- Records supplied -

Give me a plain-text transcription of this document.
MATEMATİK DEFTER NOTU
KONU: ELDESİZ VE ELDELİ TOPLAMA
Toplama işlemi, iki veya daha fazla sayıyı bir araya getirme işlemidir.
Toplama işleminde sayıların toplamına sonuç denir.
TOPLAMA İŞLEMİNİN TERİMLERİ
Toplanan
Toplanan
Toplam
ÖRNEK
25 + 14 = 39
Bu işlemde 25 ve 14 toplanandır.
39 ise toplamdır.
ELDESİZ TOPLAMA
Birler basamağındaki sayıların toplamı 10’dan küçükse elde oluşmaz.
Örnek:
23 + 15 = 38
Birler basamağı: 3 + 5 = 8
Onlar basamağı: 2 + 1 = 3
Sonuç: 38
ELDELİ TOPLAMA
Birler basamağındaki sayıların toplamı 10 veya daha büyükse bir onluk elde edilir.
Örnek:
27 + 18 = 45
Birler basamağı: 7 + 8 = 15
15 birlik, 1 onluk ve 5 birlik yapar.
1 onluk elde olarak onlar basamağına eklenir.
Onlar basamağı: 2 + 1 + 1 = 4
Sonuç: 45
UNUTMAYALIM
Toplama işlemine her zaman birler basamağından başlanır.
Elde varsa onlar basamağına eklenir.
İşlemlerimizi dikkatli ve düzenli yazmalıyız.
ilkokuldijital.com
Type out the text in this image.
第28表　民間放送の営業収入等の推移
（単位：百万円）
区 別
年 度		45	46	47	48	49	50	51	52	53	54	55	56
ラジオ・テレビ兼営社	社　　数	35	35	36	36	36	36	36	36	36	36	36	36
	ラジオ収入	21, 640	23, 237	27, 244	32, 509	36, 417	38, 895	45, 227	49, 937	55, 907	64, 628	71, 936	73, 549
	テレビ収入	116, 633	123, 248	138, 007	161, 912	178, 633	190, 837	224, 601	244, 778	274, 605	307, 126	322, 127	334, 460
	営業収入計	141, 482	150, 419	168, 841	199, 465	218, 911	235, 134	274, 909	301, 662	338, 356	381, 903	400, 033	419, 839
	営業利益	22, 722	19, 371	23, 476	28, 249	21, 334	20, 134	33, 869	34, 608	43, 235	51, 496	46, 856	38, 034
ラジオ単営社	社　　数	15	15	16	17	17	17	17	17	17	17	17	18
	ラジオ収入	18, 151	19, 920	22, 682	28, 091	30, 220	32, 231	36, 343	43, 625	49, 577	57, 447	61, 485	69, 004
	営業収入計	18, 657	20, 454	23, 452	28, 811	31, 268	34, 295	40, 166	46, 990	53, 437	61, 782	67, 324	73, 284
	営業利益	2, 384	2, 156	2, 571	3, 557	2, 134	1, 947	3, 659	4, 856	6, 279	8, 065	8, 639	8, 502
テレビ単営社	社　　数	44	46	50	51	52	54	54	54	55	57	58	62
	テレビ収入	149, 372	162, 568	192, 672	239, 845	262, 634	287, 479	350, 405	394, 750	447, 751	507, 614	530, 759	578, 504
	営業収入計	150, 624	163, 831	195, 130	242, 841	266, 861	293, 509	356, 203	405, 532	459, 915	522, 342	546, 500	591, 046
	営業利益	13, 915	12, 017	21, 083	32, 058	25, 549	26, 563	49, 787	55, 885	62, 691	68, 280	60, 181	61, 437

- Your goal -
Please restate the records in full, word for word.

- Problem solution -
Give me a plain-text transcription of this document.
MATEMATİK DEFTER NOTU
KONU: ELDESİZ VE ELDELİ TOPLAMA
Toplama işlemi, iki veya daha fazla sayıyı bir araya getirme işlemidir.
Toplama işleminde sayıların toplamına sonuç denir.
TOPLAMA İŞLEMİNİN TERİMLERİ
Toplanan
Toplanan
Toplam
ÖRNEK
25 + 14 = 39
Bu işlemde 25 ve 14 toplanandır.
39 ise toplamdır.
ELDESİZ TOPLAMA
Birler basamağındaki sayıların toplamı 10’dan küçükse elde oluşmaz.
Örnek:
23 + 15 = 38
Birler basamağı: 3 + 5 = 8
Onlar basamağı: 2 + 1 = 3
Sonuç: 38
ELDELİ TOPLAMA
Birler basamağındaki sayıların toplamı 10 veya daha büyükse bir onluk elde edilir.
Örnek:
27 + 18 = 45
Birler basamağı: 7 + 8 = 15
15 birlik, 1 onluk ve 5 birlik yapar.
1 onluk elde olarak onlar basamağına eklenir.
Onlar basamağı: 2 + 1 + 1 = 4
Sonuç: 45
UNUTMAYALIM
Toplama işlemine her zaman birler basamağından başlanır.
Elde varsa onlar basamağına eklenir.
İşlemlerimizi dikkatli ve düzenli yazmalıyız.
ilkokuldijital.com
Type out the text in this image.
第28表　民間放送の営業収入等の推移
（単位：百万円）
区 別
年 度		45	46	47	48	49	50	51	52	53	54	55	56
ラジオ・テレビ兼営社	社　　数	35	35	36	36	36	36	36	36	36	36	36	36
	ラジオ収入	21, 640	23, 237	27, 244	32, 509	36, 417	38, 895	45, 227	49, 937	55, 907	64, 628	71, 936	73, 549
	テレビ収入	116, 633	123, 248	138, 007	161, 912	178, 633	190, 837	224, 601	244, 778	274, 605	307, 126	322, 127	334, 460
	営業収入計	141, 482	150, 419	168, 841	199, 465	218, 911	235, 134	274, 909	301, 662	338, 356	381, 903	400, 033	419, 839
	営業利益	22, 722	19, 371	23, 476	28, 249	21, 334	20, 134	33, 869	34, 608	43, 235	51, 496	46, 856	38, 034
ラジオ単営社	社　　数	15	15	16	17	17	17	17	17	17	17	17	18
	ラジオ収入	18, 151	19, 920	22, 682	28, 091	30, 220	32, 231	36, 343	43, 625	49, 577	57, 447	61, 485	69, 004
	営業収入計	18, 657	20, 454	23, 452	28, 811	31, 268	34, 295	40, 166	46, 990	53, 437	61, 782	67, 324	73, 284
	営業利益	2, 384	2, 156	2, 571	3, 557	2, 134	1, 947	3, 659	4, 856	6, 279	8, 065	8, 639	8, 502
テレビ単営社	社　　数	44	46	50	51	52	54	54	54	55	57	58	62
	テレビ収入	149, 372	162, 568	192, 672	239, 845	262, 634	287, 479	350, 405	394, 750	447, 751	507, 614	530, 759	578, 504
	営業収入計	150, 624	163, 831	195, 130	242, 841	266, 861	293, 509	356, 203	405, 532	459, 915	522, 342	546, 500	591, 046
	営業利益	13, 915	12, 017	21, 083	32, 058	25, 549	26, 563	49, 787	55, 885	62, 691	68, 280	60, 181	61, 437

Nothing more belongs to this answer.